--- AIM ---
What lines of the data include the string "experienced"? Copy them all.

(Stored items)

— START —

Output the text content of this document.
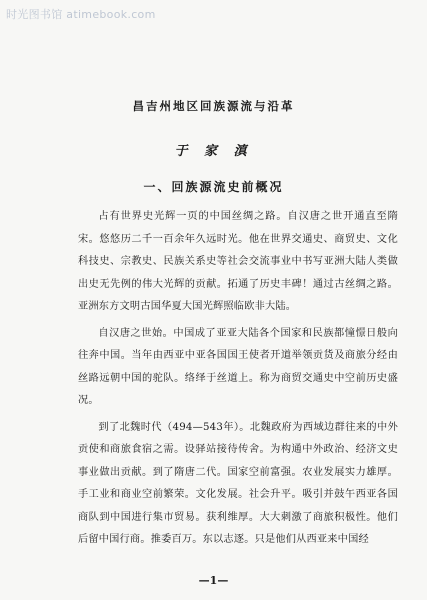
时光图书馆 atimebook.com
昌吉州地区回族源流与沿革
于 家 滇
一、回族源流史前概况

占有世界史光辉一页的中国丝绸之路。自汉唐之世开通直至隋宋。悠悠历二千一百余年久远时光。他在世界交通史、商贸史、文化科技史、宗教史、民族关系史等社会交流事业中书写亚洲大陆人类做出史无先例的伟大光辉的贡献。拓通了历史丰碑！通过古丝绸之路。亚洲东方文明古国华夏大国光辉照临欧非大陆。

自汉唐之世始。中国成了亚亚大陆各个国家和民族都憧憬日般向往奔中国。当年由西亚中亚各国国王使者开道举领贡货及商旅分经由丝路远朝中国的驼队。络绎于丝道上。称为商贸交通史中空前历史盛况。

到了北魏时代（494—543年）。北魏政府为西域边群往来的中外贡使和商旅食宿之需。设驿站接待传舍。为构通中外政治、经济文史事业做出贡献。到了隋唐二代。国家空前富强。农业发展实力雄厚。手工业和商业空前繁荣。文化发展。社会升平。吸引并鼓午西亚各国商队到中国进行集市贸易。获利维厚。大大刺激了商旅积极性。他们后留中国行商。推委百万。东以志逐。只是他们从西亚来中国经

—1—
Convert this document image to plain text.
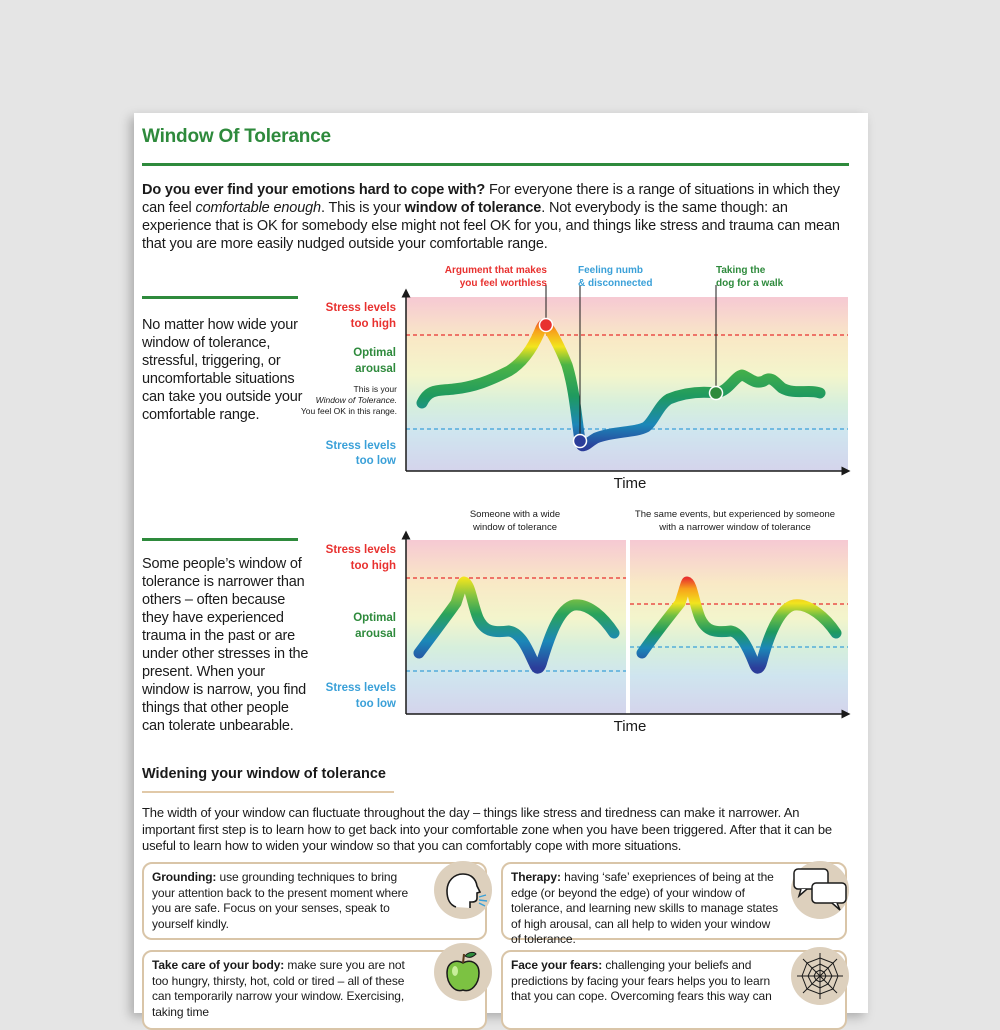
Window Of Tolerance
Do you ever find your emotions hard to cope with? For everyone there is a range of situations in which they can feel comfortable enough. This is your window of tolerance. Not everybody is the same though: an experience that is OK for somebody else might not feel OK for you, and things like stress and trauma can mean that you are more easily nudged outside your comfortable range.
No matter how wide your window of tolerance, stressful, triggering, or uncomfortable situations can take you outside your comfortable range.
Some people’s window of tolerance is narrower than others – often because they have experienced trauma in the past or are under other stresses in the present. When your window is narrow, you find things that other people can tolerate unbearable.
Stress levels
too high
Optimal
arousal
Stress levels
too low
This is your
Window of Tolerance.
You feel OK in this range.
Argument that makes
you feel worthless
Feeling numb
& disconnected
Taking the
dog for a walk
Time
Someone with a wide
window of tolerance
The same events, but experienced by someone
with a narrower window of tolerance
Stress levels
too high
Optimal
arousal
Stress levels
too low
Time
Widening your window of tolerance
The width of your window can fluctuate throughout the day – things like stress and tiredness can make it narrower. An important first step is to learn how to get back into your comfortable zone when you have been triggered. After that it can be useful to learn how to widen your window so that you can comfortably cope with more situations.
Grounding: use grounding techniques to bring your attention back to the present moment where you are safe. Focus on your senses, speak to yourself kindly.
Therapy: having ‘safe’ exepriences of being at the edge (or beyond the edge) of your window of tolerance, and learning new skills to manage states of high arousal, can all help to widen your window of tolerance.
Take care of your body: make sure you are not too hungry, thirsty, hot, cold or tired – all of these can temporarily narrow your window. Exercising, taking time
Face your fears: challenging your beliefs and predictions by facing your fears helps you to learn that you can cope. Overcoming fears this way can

— END —
— START —

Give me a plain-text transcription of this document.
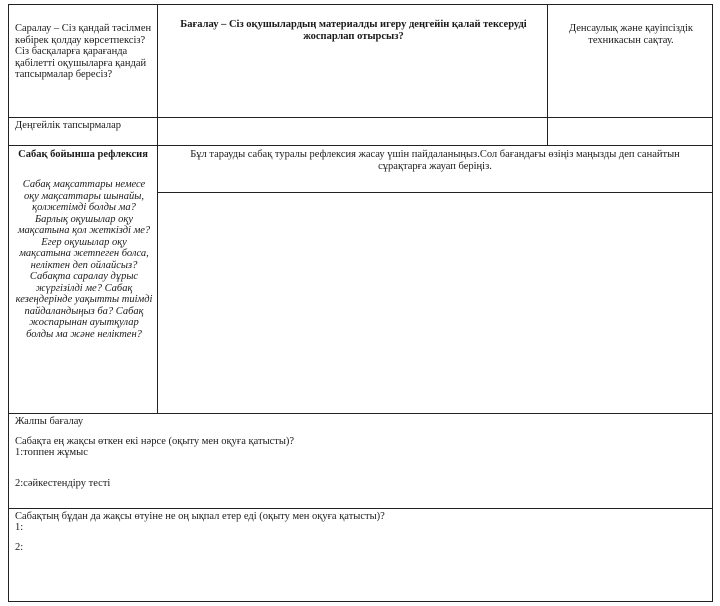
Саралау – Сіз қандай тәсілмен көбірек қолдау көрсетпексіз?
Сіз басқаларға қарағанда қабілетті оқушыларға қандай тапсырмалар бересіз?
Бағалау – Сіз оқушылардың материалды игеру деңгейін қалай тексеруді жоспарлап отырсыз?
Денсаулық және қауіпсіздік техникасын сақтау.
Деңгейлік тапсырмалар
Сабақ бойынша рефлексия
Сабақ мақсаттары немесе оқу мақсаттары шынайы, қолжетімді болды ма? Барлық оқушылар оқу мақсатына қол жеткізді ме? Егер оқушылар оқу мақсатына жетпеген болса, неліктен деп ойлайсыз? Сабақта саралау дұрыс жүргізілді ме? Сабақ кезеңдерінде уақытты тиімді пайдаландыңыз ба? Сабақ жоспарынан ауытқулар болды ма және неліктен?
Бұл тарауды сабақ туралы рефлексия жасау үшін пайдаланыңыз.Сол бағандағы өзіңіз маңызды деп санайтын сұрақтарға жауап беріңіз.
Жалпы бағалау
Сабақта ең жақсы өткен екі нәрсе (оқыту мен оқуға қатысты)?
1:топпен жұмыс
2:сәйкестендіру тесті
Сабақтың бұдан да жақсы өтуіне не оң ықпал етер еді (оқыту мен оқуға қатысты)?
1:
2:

— END —

--- REPLY TO THE EXERCISE ---
Some people’s window of tolerance is narrower than others – often because they have experienced trauma in the past or are under other stresses in the present. When your window is narrow, you find things that other people can tolerate unbearable.
The same events, but experienced by someone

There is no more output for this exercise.